Return exactly the lines of the data below, from the one that contains "Output the text content of this document." through the final line, and leave out every picture.

▶ [INPUT MATERIAL]:
━━━━
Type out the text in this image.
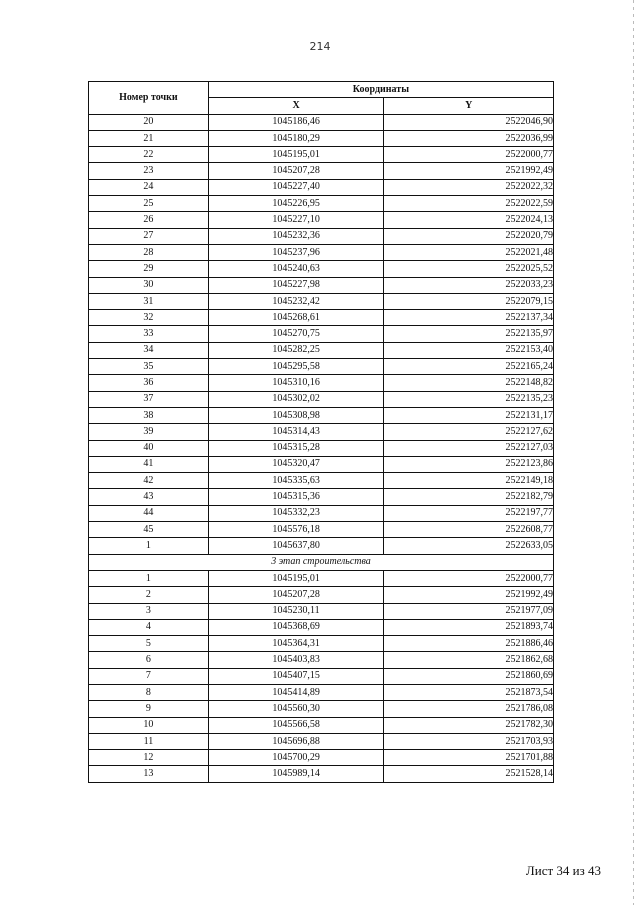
214
Номер точки	Координаты	
	X	Y
20	1045186,46	2522046,90
21	1045180,29	2522036,99
22	1045195,01	2522000,77
23	1045207,28	2521992,49
24	1045227,40	2522022,32
25	1045226,95	2522022,59
26	1045227,10	2522024,13
27	1045232,36	2522020,79
28	1045237,96	2522021,48
29	1045240,63	2522025,52
30	1045227,98	2522033,23
31	1045232,42	2522079,15
32	1045268,61	2522137,34
33	1045270,75	2522135,97
34	1045282,25	2522153,40
35	1045295,58	2522165,24
36	1045310,16	2522148,82
37	1045302,02	2522135,23
38	1045308,98	2522131,17
39	1045314,43	2522127,62
40	1045315,28	2522127,03
41	1045320,47	2522123,86
42	1045335,63	2522149,18
43	1045315,36	2522182,79
44	1045332,23	2522197,77
45	1045576,18	2522608,77
1	1045637,80	2522633,05
3 этап строительства		
1	1045195,01	2522000,77
2	1045207,28	2521992,49
3	1045230,11	2521977,09
4	1045368,69	2521893,74
5	1045364,31	2521886,46
6	1045403,83	2521862,68
7	1045407,15	2521860,69
8	1045414,89	2521873,54
9	1045560,30	2521786,08
10	1045566,58	2521782,30
11	1045696,88	2521703,93
12	1045700,29	2521701,88
13	1045989,14	2521528,14
Лист 34 из 43
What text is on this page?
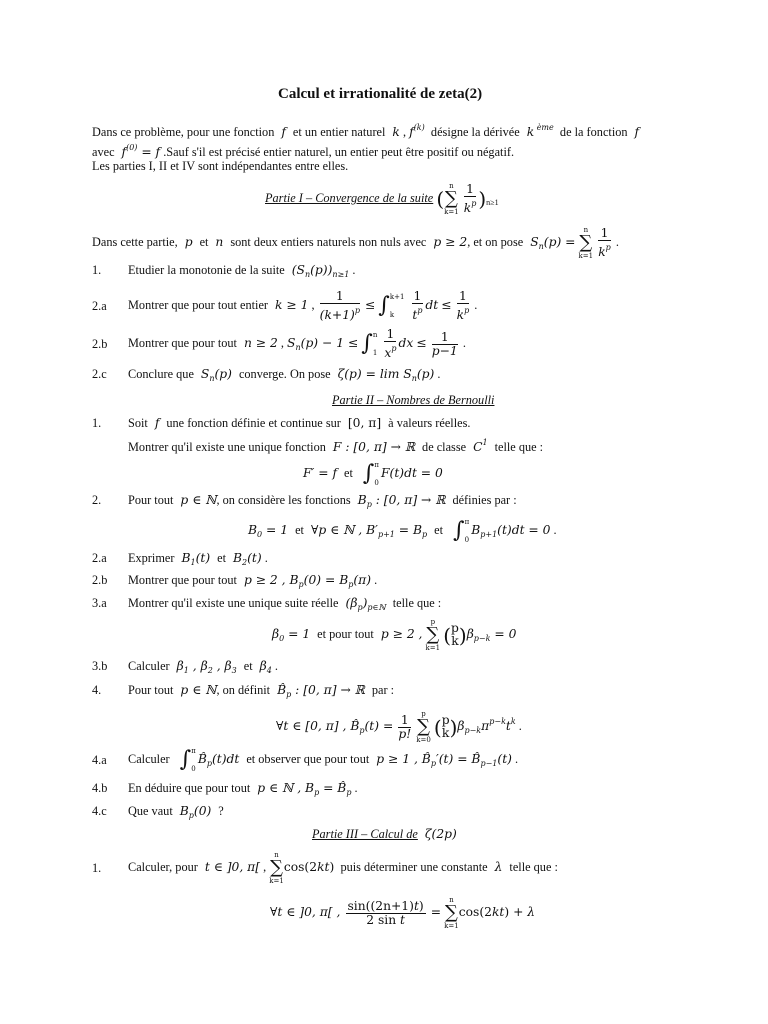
Calcul et irrationalité de zeta(2)
Dans ce problème, pour une fonction  f  et un entier naturel  k , $f^{(k)}$ désigne la dérivée  k $^{ème}$ de la fonction  f
avec  $f^{(0)} = f$ .Sauf s'il est précisé entier naturel, un entier peut être positif ou négatif.
Les parties I, II et IV sont indépendantes entre elles.
Partie I – Convergence de la suite (
n
∑
k=1
$\frac{1}{k^p} )_{n\ge 1}$
Dans cette partie,  p  et  n  sont deux entiers naturels non nuls avec  p ≥ 2, et on pose  $S_n(p)$ =
n
∑
k=1
$\frac{1}{k^p}$ .
1. Etudier la monotonie de la suite  $(S_n(p))_{n\ge 1}$ .
2.a Montrer que pour tout entier  k ≥ 1 , $\frac{1}{(k+1)^p} \le \int k+1$

k $\frac{1}{t^p}$ dt ≤ $\frac{1}{k^p}$ .
2.b Montrer que pour tout  n ≥ 2 , $S_n(p) - 1 \le \int n$

$1 \frac{1}{x^p}$ dx ≤ $\frac{1}{p-1}$ .
2.c Conclure que  $S_n(p)$  converge. On pose  $\zeta(p) = \lim S_n(p)$ .
Partie II – Nombres de Bernoulli
1. Soit  f  une fonction définie et continue sur  [0, π]  à valeurs réelles.
Montrer qu'il existe une unique fonction  F : [0, π] → ℝ  de classe  $C^1$ telle que :
F′ = f  et  ∫π

0F(t)dt = 0
2. Pour tout  p ∈ ℕ, on considère les fonctions  $B_p$ : [0, π] → ℝ  définies par :
$B_0 = 1$  et  ∀p ∈ ℕ , $B'_{p+1} = B_p$ et  ∫π

$0B_{p+1}(t)dt = 0$ .
2.a Exprimer  $B_1(t)$  et  $B_2(t)$ .
2.b Montrer que pour tout  p ≥ 2 , $B_p(0) = B_p(\pi)$ .
3.a Montrer qu'il existe une unique suite réelle  $(\beta_p)_{p\in ℕ}$ telle que :
$\beta_0 = 1$  et pour tout  p ≥ 2 ,
p
∑
k=1
( p
k )$\beta_{p-k} = 0$
3.b Calculer  $\beta_1$ , $\beta_2$ , $\beta_3$ et  $\beta_4$ .
4. Pour tout  p ∈ ℕ, on définit  $B̂_p$ : [0, π] → ℝ  par :
∀t ∈ [0, π] , $B̂_p(t) = \frac{1}{p!}$
	p
∑
k=0
( p
k )$\beta_{p-k}\pi^{p-k}t^k$ .
4.a Calculer  ∫π

$0B̂_p(t)dt$  et observer que pour tout  p ≥ 1 , $B̂_p'(t)$ = $B̂_{p-1}(t)$ .
4.b En déduire que pour tout  p ∈ ℕ , $B_p$ = $B̂_p$ .
4.c Que vaut  $B_p(0)$  ?
Partie III – Calcul de  ζ(2p)
1. Calculer, pour  t ∈ ]0, π[ ,
n
∑
k=1
cos(2kt) puis déterminer une constante  λ  telle que :
∀t ∈ ]0, π[ , $\frac{\sin((2n+1)t)}{\text{2 sin t}}$ =
n
∑
k=1
cos(2kt) + λ
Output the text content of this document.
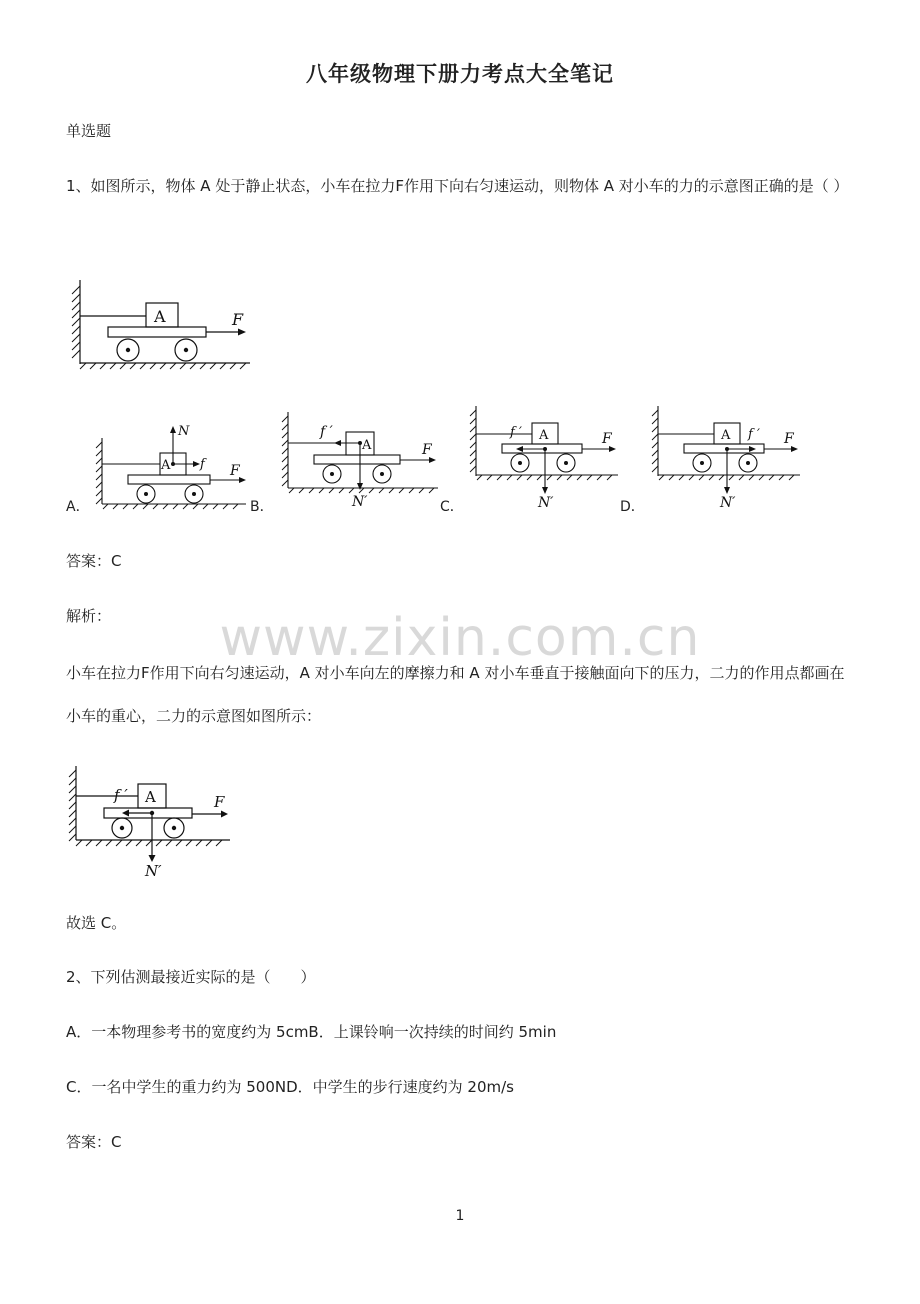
八年级物理下册力考点大全笔记
单选题
1、如图所示，物体 A 处于静止状态，小车在拉力F作用下向右匀速运动，则物体 A 对小车的力的示意图正确的是（ ）
A	F
A．
A
N
f F
B．
A
f ′
F
N′	C．
A
f ′	F
N′	D．
A f ′ F
N′
答案：C
解析：	www.zixin.com.cn
小车在拉力F作用下向右匀速运动，A 对小车向左的摩擦力和 A 对小车垂直于接触面向下的压力，二力的作用点都画在小车的重心，二力的示意图如图所示：
A
f ′	F
N′
故选 C。
2、下列估测最接近实际的是（　　）
A．一本物理参考书的宽度约为 5cmB．上课铃响一次持续的时间约 5min
C．一名中学生的重力约为 500ND．中学生的步行速度约为 20m/s
答案：C
1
━━━━
▶ [TASK RESULT]:
Output the text content of this document.
八年级物理下册力考点大全笔记
单选题
1、如图所示，物体 A 处于静止状态，小车在拉力F作用下向右匀速运动，则物体 A 对小车的力的示意图正确的是（ ）
A	F
A．
A
N
f F
B．
A
f ′
F
N′	C．
A
f ′	F
N′	D．
A f ′ F
N′
答案：C
解析：	www.zixin.com.cn
小车在拉力F作用下向右匀速运动，A 对小车向左的摩擦力和 A 对小车垂直于接触面向下的压力，二力的作用点都画在小车的重心，二力的示意图如图所示：
A
f ′	F
N′
故选 C。
2、下列估测最接近实际的是（　　）
A．一本物理参考书的宽度约为 5cmB．上课铃响一次持续的时间约 5min
C．一名中学生的重力约为 500ND．中学生的步行速度约为 20m/s
答案：C
1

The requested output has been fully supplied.